Your task> Reproduce each line exactly.

The records>

* BEGIN *

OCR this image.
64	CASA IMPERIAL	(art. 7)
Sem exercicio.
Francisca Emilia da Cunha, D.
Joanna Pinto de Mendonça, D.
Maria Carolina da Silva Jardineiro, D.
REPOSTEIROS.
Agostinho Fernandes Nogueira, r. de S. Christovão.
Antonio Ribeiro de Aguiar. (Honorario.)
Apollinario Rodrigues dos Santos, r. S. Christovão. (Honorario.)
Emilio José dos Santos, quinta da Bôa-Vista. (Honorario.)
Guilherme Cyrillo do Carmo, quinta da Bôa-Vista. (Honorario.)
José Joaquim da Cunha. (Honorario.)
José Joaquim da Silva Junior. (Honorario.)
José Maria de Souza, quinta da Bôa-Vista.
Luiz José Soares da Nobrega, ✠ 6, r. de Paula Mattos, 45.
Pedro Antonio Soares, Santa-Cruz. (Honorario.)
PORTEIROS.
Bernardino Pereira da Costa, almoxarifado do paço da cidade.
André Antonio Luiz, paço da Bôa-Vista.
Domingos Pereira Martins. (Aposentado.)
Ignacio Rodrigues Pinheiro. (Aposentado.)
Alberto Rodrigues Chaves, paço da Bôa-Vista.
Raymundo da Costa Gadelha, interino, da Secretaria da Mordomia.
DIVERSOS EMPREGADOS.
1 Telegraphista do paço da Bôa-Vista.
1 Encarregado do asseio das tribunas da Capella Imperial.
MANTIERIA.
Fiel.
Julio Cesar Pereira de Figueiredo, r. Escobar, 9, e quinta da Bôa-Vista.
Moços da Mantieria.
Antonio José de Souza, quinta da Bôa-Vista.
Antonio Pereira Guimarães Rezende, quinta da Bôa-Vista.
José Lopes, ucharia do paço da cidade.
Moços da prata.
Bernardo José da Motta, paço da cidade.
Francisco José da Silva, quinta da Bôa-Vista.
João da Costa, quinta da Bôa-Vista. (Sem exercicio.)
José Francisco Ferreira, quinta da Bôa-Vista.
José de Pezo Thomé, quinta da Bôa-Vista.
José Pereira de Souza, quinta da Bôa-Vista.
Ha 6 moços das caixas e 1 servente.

* END *

Correct output>
OCR this image.
64	CASA IMPERIAL	(art. 7)
Sem exercicio.
Francisca Emilia da Cunha, D.
Joanna Pinto de Mendonça, D.
Maria Carolina da Silva Jardineiro, D.
REPOSTEIROS.
Agostinho Fernandes Nogueira, r. de S. Christovão.
Antonio Ribeiro de Aguiar. (Honorario.)
Apollinario Rodrigues dos Santos, r. S. Christovão. (Honorario.)
Emilio José dos Santos, quinta da Bôa-Vista. (Honorario.)
Guilherme Cyrillo do Carmo, quinta da Bôa-Vista. (Honorario.)
José Joaquim da Cunha. (Honorario.)
José Joaquim da Silva Junior. (Honorario.)
José Maria de Souza, quinta da Bôa-Vista.
Luiz José Soares da Nobrega, ✠ 6, r. de Paula Mattos, 45.
Pedro Antonio Soares, Santa-Cruz. (Honorario.)
PORTEIROS.
Bernardino Pereira da Costa, almoxarifado do paço da cidade.
André Antonio Luiz, paço da Bôa-Vista.
Domingos Pereira Martins. (Aposentado.)
Ignacio Rodrigues Pinheiro. (Aposentado.)
Alberto Rodrigues Chaves, paço da Bôa-Vista.
Raymundo da Costa Gadelha, interino, da Secretaria da Mordomia.
DIVERSOS EMPREGADOS.
1 Telegraphista do paço da Bôa-Vista.
1 Encarregado do asseio das tribunas da Capella Imperial.
MANTIERIA.
Fiel.
Julio Cesar Pereira de Figueiredo, r. Escobar, 9, e quinta da Bôa-Vista.
Moços da Mantieria.
Antonio José de Souza, quinta da Bôa-Vista.
Antonio Pereira Guimarães Rezende, quinta da Bôa-Vista.
José Lopes, ucharia do paço da cidade.
Moços da prata.
Bernardo José da Motta, paço da cidade.
Francisco José da Silva, quinta da Bôa-Vista.
João da Costa, quinta da Bôa-Vista. (Sem exercicio.)
José Francisco Ferreira, quinta da Bôa-Vista.
José de Pezo Thomé, quinta da Bôa-Vista.
José Pereira de Souza, quinta da Bôa-Vista.
Ha 6 moços das caixas e 1 servente.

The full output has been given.